Material for this task:
__________________________________________________

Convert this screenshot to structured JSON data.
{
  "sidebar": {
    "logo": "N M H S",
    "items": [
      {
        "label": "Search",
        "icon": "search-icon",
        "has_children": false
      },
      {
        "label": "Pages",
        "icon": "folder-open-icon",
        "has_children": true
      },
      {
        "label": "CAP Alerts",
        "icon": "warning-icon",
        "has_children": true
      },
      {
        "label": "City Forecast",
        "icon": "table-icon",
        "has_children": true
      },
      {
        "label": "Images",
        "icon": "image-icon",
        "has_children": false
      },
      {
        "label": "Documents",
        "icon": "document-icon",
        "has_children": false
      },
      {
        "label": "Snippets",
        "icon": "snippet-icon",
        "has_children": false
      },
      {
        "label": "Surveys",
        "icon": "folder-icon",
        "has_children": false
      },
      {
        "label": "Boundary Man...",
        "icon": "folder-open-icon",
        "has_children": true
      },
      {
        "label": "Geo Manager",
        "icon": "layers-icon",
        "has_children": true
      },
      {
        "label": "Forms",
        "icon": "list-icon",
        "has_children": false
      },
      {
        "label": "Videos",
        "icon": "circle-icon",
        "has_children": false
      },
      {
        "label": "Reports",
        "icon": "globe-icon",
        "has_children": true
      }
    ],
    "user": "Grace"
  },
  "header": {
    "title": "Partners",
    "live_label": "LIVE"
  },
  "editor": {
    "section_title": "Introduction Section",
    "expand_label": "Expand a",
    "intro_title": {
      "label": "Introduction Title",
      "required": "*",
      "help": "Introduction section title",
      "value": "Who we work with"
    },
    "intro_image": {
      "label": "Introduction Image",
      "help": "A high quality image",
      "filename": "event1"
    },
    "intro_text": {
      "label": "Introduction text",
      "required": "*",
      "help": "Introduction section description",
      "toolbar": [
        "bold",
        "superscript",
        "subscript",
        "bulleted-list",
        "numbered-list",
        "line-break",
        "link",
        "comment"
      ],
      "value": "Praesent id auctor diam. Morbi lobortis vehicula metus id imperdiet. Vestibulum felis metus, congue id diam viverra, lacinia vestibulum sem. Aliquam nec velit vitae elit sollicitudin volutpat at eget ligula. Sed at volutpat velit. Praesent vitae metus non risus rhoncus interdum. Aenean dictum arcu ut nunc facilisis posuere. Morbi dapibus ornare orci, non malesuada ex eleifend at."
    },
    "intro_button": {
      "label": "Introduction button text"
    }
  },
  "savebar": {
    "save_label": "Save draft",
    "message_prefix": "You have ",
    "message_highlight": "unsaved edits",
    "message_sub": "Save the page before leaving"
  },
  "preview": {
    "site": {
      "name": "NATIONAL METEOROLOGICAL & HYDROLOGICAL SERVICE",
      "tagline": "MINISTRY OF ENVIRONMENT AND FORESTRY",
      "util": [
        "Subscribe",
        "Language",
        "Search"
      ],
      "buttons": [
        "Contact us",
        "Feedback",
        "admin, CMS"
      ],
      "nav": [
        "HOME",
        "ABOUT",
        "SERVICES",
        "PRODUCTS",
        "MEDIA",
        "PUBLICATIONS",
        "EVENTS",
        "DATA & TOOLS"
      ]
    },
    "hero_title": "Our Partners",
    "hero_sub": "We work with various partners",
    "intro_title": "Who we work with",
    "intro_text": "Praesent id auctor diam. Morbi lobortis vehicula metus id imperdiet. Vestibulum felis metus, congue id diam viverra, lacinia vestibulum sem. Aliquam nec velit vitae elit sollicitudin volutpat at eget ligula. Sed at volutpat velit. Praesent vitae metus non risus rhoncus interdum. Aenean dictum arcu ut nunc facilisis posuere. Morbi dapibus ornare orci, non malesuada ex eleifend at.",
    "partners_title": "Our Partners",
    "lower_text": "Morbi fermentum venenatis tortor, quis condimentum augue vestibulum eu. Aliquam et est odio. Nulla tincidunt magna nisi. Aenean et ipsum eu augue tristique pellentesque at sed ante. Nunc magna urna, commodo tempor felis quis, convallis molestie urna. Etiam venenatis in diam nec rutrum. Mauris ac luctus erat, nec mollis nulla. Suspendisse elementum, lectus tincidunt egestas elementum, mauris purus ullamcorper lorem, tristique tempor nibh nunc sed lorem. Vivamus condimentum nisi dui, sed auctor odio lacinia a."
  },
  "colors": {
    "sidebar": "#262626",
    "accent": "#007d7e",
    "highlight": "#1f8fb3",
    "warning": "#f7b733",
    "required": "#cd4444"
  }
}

__________________________________________________

Print out all the entries precisely as written.

Convert this screenshot to structured JSON data.
{
  "sidebar": {
    "logo": "N M H S",
    "items": [
      {
        "label": "Search",
        "icon": "search-icon",
        "has_children": false
      },
      {
        "label": "Pages",
        "icon": "folder-open-icon",
        "has_children": true
      },
      {
        "label": "CAP Alerts",
        "icon": "warning-icon",
        "has_children": true
      },
      {
        "label": "City Forecast",
        "icon": "table-icon",
        "has_children": true
      },
      {
        "label": "Images",
        "icon": "image-icon",
        "has_children": false
      },
      {
        "label": "Documents",
        "icon": "document-icon",
        "has_children": false
      },
      {
        "label": "Snippets",
        "icon": "snippet-icon",
        "has_children": false
      },
      {
        "label": "Surveys",
        "icon": "folder-icon",
        "has_children": false
      },
      {
        "label": "Boundary Man...",
        "icon": "folder-open-icon",
        "has_children": true
      },
      {
        "label": "Geo Manager",
        "icon": "layers-icon",
        "has_children": true
      },
      {
        "label": "Forms",
        "icon": "list-icon",
        "has_children": false
      },
      {
        "label": "Videos",
        "icon": "circle-icon",
        "has_children": false
      },
      {
        "label": "Reports",
        "icon": "globe-icon",
        "has_children": true
      }
    ],
    "user": "Grace"
  },
  "header": {
    "title": "Partners",
    "live_label": "LIVE"
  },
  "editor": {
    "section_title": "Introduction Section",
    "expand_label": "Expand a",
    "intro_title": {
      "label": "Introduction Title",
      "required": "*",
      "help": "Introduction section title",
      "value": "Who we work with"
    },
    "intro_image": {
      "label": "Introduction Image",
      "help": "A high quality image",
      "filename": "event1"
    },
    "intro_text": {
      "label": "Introduction text",
      "required": "*",
      "help": "Introduction section description",
      "toolbar": [
        "bold",
        "superscript",
        "subscript",
        "bulleted-list",
        "numbered-list",
        "line-break",
        "link",
        "comment"
      ],
      "value": "Praesent id auctor diam. Morbi lobortis vehicula metus id imperdiet. Vestibulum felis metus, congue id diam viverra, lacinia vestibulum sem. Aliquam nec velit vitae elit sollicitudin volutpat at eget ligula. Sed at volutpat velit. Praesent vitae metus non risus rhoncus interdum. Aenean dictum arcu ut nunc facilisis posuere. Morbi dapibus ornare orci, non malesuada ex eleifend at."
    },
    "intro_button": {
      "label": "Introduction button text"
    }
  },
  "savebar": {
    "save_label": "Save draft",
    "message_prefix": "You have ",
    "message_highlight": "unsaved edits",
    "message_sub": "Save the page before leaving"
  },
  "preview": {
    "site": {
      "name": "NATIONAL METEOROLOGICAL & HYDROLOGICAL SERVICE",
      "tagline": "MINISTRY OF ENVIRONMENT AND FORESTRY",
      "util": [
        "Subscribe",
        "Language",
        "Search"
      ],
      "buttons": [
        "Contact us",
        "Feedback",
        "admin, CMS"
      ],
      "nav": [
        "HOME",
        "ABOUT",
        "SERVICES",
        "PRODUCTS",
        "MEDIA",
        "PUBLICATIONS",
        "EVENTS",
        "DATA & TOOLS"
      ]
    },
    "hero_title": "Our Partners",
    "hero_sub": "We work with various partners",
    "intro_title": "Who we work with",
    "intro_text": "Praesent id auctor diam. Morbi lobortis vehicula metus id imperdiet. Vestibulum felis metus, congue id diam viverra, lacinia vestibulum sem. Aliquam nec velit vitae elit sollicitudin volutpat at eget ligula. Sed at volutpat velit. Praesent vitae metus non risus rhoncus interdum. Aenean dictum arcu ut nunc facilisis posuere. Morbi dapibus ornare orci, non malesuada ex eleifend at.",
    "partners_title": "Our Partners",
    "lower_text": "Morbi fermentum venenatis tortor, quis condimentum augue vestibulum eu. Aliquam et est odio. Nulla tincidunt magna nisi. Aenean et ipsum eu augue tristique pellentesque at sed ante. Nunc magna urna, commodo tempor felis quis, convallis molestie urna. Etiam venenatis in diam nec rutrum. Mauris ac luctus erat, nec mollis nulla. Suspendisse elementum, lectus tincidunt egestas elementum, mauris purus ullamcorper lorem, tristique tempor nibh nunc sed lorem. Vivamus condimentum nisi dui, sed auctor odio lacinia a."
  },
  "colors": {
    "sidebar": "#262626",
    "accent": "#007d7e",
    "highlight": "#1f8fb3",
    "warning": "#f7b733",
    "required": "#cd4444"
  }
}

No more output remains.